═════ Given data ═════
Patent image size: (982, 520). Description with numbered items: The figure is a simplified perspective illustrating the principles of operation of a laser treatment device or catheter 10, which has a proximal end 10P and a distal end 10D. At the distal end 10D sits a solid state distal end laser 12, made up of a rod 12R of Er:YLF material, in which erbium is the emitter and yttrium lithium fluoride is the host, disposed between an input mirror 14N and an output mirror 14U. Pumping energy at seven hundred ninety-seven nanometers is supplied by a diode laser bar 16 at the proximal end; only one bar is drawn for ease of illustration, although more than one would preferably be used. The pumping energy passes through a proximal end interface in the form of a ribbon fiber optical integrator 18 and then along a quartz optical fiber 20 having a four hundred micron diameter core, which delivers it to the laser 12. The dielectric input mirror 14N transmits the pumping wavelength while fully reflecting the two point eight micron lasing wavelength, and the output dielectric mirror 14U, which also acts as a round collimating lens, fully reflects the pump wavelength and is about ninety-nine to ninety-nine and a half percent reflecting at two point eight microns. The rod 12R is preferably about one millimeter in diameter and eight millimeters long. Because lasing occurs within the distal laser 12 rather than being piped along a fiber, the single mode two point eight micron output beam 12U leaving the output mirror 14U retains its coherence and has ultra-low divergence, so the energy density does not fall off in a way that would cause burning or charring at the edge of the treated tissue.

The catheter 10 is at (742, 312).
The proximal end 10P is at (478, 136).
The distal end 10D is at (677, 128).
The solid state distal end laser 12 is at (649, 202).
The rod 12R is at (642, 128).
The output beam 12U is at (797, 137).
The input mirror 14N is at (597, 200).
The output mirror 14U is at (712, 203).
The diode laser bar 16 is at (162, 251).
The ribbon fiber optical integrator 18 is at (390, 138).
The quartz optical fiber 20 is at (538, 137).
═════
═════ Given data ═════
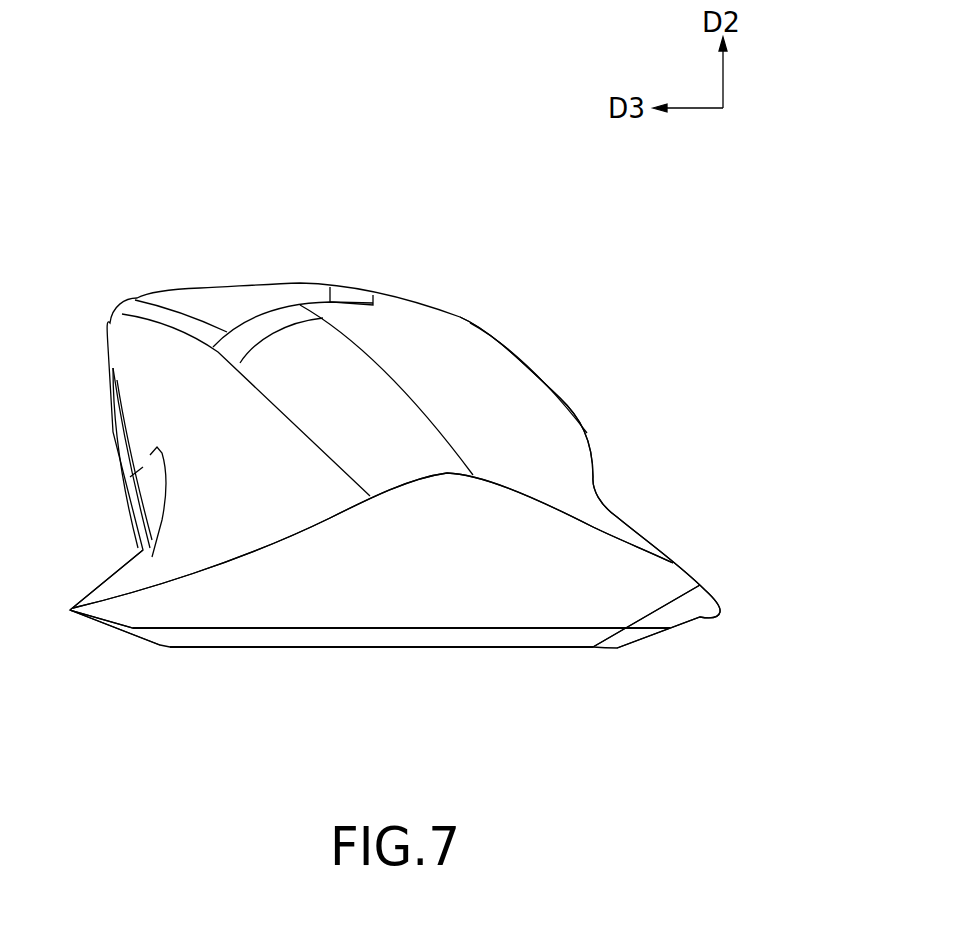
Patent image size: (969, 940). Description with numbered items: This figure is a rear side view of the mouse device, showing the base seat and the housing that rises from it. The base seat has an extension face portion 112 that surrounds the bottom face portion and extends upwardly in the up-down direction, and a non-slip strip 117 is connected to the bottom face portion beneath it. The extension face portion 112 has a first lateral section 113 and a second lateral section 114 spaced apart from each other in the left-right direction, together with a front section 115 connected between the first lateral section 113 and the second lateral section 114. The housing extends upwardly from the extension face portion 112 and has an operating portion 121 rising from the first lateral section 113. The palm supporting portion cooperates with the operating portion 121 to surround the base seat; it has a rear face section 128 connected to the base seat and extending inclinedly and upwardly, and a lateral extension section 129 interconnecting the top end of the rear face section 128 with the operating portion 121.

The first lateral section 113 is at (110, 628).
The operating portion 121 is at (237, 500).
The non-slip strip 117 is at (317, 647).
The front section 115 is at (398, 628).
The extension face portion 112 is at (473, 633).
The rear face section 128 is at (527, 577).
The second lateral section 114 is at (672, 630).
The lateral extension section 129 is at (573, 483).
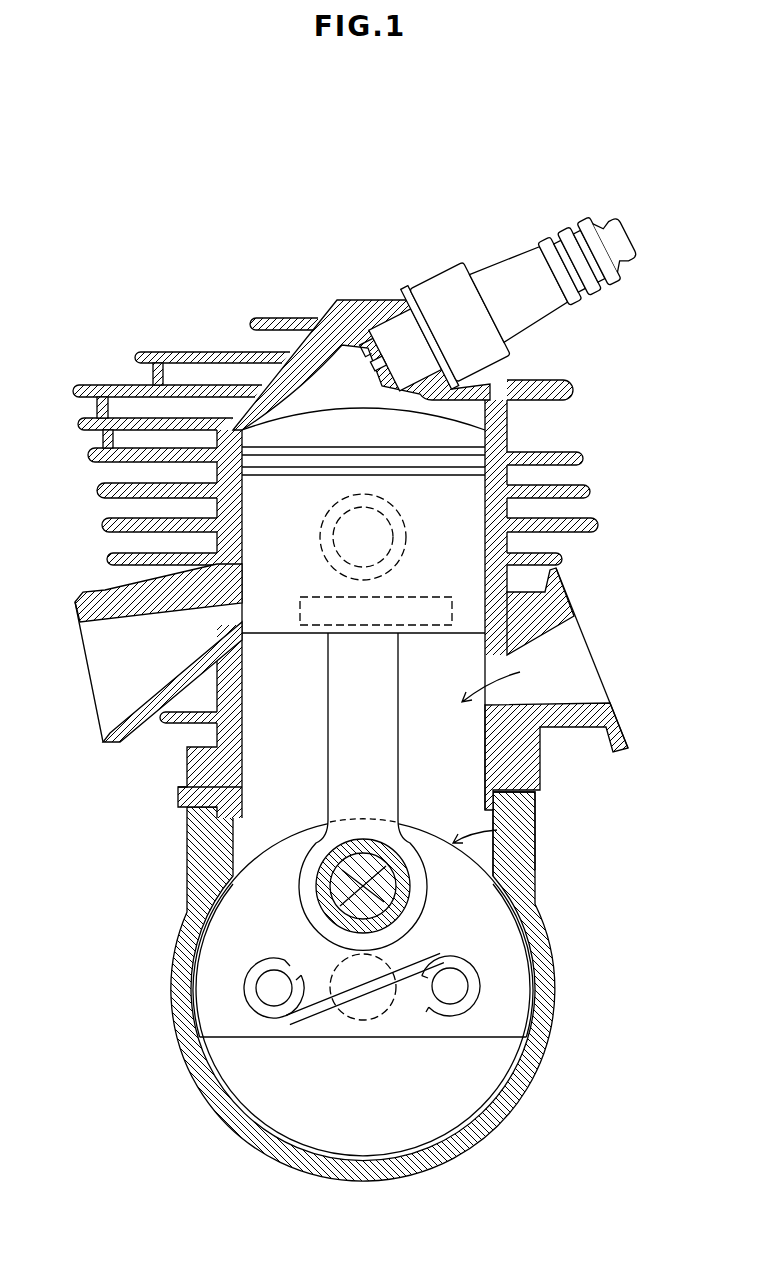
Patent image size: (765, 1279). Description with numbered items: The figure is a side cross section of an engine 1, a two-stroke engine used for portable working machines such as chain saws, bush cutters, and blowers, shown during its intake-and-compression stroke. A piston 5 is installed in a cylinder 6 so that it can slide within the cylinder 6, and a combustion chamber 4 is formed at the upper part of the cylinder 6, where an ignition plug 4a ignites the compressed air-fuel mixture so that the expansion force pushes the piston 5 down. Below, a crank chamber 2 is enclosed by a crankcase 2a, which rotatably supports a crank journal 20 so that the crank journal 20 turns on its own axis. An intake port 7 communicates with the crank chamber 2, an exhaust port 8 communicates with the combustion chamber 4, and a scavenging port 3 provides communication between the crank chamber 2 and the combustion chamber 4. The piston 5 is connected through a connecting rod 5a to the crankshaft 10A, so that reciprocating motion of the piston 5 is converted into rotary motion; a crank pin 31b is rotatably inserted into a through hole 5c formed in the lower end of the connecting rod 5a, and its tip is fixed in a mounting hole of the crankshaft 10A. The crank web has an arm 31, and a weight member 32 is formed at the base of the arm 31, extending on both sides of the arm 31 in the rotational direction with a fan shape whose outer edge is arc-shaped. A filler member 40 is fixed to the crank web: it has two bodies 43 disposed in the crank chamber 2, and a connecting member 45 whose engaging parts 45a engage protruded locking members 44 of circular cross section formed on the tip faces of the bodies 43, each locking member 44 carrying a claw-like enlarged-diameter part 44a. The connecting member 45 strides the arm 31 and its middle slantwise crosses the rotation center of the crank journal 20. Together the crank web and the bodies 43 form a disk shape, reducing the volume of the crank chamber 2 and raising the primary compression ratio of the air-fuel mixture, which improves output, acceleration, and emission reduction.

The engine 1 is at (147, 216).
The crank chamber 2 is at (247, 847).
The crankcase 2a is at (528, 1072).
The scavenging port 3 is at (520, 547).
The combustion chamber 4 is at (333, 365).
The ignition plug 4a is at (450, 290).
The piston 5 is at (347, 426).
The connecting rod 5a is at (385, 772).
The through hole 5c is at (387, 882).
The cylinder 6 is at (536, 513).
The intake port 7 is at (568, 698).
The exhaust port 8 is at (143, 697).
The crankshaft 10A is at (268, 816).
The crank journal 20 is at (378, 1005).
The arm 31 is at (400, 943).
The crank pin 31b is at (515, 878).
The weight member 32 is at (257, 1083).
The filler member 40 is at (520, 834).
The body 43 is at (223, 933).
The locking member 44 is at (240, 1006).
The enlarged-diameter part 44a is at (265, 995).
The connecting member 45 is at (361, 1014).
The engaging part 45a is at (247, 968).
═════
═════ Given data ═════
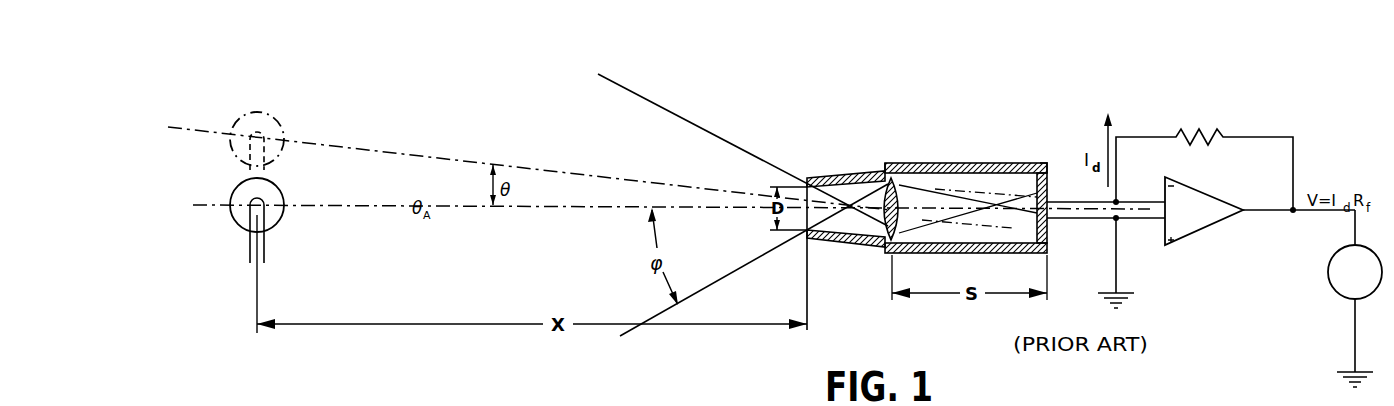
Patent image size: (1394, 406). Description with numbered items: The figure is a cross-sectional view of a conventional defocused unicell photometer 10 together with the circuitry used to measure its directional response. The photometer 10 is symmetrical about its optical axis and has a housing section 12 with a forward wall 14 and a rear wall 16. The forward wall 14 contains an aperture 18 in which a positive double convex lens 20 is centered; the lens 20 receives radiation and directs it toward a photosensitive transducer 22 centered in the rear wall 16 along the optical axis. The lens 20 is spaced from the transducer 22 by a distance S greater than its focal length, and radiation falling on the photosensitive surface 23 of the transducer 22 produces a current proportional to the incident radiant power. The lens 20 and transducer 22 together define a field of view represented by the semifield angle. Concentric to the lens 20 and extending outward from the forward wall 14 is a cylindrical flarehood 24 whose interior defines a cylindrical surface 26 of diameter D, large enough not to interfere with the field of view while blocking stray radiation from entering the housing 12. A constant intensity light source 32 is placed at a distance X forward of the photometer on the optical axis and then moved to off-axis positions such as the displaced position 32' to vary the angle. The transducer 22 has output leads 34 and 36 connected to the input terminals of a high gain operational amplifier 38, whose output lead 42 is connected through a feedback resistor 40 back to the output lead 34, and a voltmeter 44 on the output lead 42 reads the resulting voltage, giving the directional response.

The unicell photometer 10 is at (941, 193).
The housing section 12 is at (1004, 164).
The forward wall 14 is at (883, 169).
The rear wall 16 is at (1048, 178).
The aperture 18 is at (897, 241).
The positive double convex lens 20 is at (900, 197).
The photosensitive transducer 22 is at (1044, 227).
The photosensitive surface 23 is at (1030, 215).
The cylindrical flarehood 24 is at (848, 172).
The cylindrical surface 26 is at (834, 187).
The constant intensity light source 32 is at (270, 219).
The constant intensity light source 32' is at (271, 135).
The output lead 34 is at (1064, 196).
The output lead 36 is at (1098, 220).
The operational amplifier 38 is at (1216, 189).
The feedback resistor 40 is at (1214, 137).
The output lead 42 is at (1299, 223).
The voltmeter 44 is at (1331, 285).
═════
• Goal: Could you copy out the data above word for word, from the line containing "Patent image size: (969, 940)." up to and including the line containing "The extension face portion 112 is"?

• The answer:
Patent image size: (969, 940). Description with numbered items: This figure is a rear side view of the mouse device, showing the base seat and the housing that rises from it. The base seat has an extension face portion 112 that surrounds the bottom face portion and extends upwardly in the up-down direction, and a non-slip strip 117 is connected to the bottom face portion beneath it. The extension face portion 112 has a first lateral section 113 and a second lateral section 114 spaced apart from each other in the left-right direction, together with a front section 115 connected between the first lateral section 113 and the second lateral section 114. The housing extends upwardly from the extension face portion 112 and has an operating portion 121 rising from the first lateral section 113. The palm supporting portion cooperates with the operating portion 121 to surround the base seat; it has a rear face section 128 connected to the base seat and extending inclinedly and upwardly, and a lateral extension section 129 interconnecting the top end of the rear face section 128 with the operating portion 121.

The first lateral section 113 is at (110, 628).
The operating portion 121 is at (237, 500).
The non-slip strip 117 is at (317, 647).
The front section 115 is at (398, 628).
The extension face portion 112 is at (473, 633).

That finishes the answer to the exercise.